▶ SHORT EXERCISE:
Would you restate all the data that follows, word for word?

▶ TASK INPUTS:
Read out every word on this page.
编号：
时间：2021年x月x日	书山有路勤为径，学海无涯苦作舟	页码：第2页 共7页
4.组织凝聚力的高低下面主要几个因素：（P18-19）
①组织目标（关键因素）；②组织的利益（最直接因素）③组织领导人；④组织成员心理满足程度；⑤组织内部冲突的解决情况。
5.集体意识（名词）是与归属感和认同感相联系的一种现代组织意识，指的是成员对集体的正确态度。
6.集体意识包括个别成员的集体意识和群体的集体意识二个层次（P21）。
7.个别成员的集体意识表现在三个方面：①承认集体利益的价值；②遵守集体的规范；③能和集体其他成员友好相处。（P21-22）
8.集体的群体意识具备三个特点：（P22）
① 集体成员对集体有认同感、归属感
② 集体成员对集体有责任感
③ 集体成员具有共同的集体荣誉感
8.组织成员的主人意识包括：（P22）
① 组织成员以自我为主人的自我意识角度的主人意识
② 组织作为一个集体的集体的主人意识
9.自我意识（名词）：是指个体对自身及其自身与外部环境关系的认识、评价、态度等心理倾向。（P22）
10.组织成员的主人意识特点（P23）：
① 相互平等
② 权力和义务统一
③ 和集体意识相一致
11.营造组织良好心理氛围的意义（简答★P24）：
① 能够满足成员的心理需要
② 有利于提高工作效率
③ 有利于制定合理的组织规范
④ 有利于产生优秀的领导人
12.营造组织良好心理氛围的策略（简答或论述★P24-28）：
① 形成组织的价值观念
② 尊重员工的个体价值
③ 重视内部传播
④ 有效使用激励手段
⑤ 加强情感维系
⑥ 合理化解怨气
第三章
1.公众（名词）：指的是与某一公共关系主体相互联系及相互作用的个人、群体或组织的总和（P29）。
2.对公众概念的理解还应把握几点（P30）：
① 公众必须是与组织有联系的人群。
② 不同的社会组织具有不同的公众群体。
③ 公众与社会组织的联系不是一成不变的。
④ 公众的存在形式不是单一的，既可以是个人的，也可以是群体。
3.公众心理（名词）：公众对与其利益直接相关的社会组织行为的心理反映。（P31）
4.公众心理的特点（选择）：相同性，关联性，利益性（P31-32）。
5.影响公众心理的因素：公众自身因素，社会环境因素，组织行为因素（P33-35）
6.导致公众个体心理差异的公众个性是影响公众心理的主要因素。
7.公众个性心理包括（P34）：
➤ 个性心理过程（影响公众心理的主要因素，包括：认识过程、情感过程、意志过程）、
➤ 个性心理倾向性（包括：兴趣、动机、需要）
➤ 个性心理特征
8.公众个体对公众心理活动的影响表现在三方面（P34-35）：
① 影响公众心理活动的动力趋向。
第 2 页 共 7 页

▶ FULL OUTPUT:
Read out every word on this page.
编号：
时间：2021年x月x日	书山有路勤为径，学海无涯苦作舟	页码：第2页 共7页
4.组织凝聚力的高低下面主要几个因素：（P18-19）
①组织目标（关键因素）；②组织的利益（最直接因素）③组织领导人；④组织成员心理满足程度；⑤组织内部冲突的解决情况。
5.集体意识（名词）是与归属感和认同感相联系的一种现代组织意识，指的是成员对集体的正确态度。
6.集体意识包括个别成员的集体意识和群体的集体意识二个层次（P21）。
7.个别成员的集体意识表现在三个方面：①承认集体利益的价值；②遵守集体的规范；③能和集体其他成员友好相处。（P21-22）
8.集体的群体意识具备三个特点：（P22）
① 集体成员对集体有认同感、归属感
② 集体成员对集体有责任感
③ 集体成员具有共同的集体荣誉感
8.组织成员的主人意识包括：（P22）
① 组织成员以自我为主人的自我意识角度的主人意识
② 组织作为一个集体的集体的主人意识
9.自我意识（名词）：是指个体对自身及其自身与外部环境关系的认识、评价、态度等心理倾向。（P22）
10.组织成员的主人意识特点（P23）：
① 相互平等
② 权力和义务统一
③ 和集体意识相一致
11.营造组织良好心理氛围的意义（简答★P24）：
① 能够满足成员的心理需要
② 有利于提高工作效率
③ 有利于制定合理的组织规范
④ 有利于产生优秀的领导人
12.营造组织良好心理氛围的策略（简答或论述★P24-28）：
① 形成组织的价值观念
② 尊重员工的个体价值
③ 重视内部传播
④ 有效使用激励手段
⑤ 加强情感维系
⑥ 合理化解怨气
第三章
1.公众（名词）：指的是与某一公共关系主体相互联系及相互作用的个人、群体或组织的总和（P29）。
2.对公众概念的理解还应把握几点（P30）：
① 公众必须是与组织有联系的人群。
② 不同的社会组织具有不同的公众群体。
③ 公众与社会组织的联系不是一成不变的。
④ 公众的存在形式不是单一的，既可以是个人的，也可以是群体。
3.公众心理（名词）：公众对与其利益直接相关的社会组织行为的心理反映。（P31）
4.公众心理的特点（选择）：相同性，关联性，利益性（P31-32）。
5.影响公众心理的因素：公众自身因素，社会环境因素，组织行为因素（P33-35）
6.导致公众个体心理差异的公众个性是影响公众心理的主要因素。
7.公众个性心理包括（P34）：
➤ 个性心理过程（影响公众心理的主要因素，包括：认识过程、情感过程、意志过程）、
➤ 个性心理倾向性（包括：兴趣、动机、需要）
➤ 个性心理特征
8.公众个体对公众心理活动的影响表现在三方面（P34-35）：
① 影响公众心理活动的动力趋向。
第 2 页 共 7 页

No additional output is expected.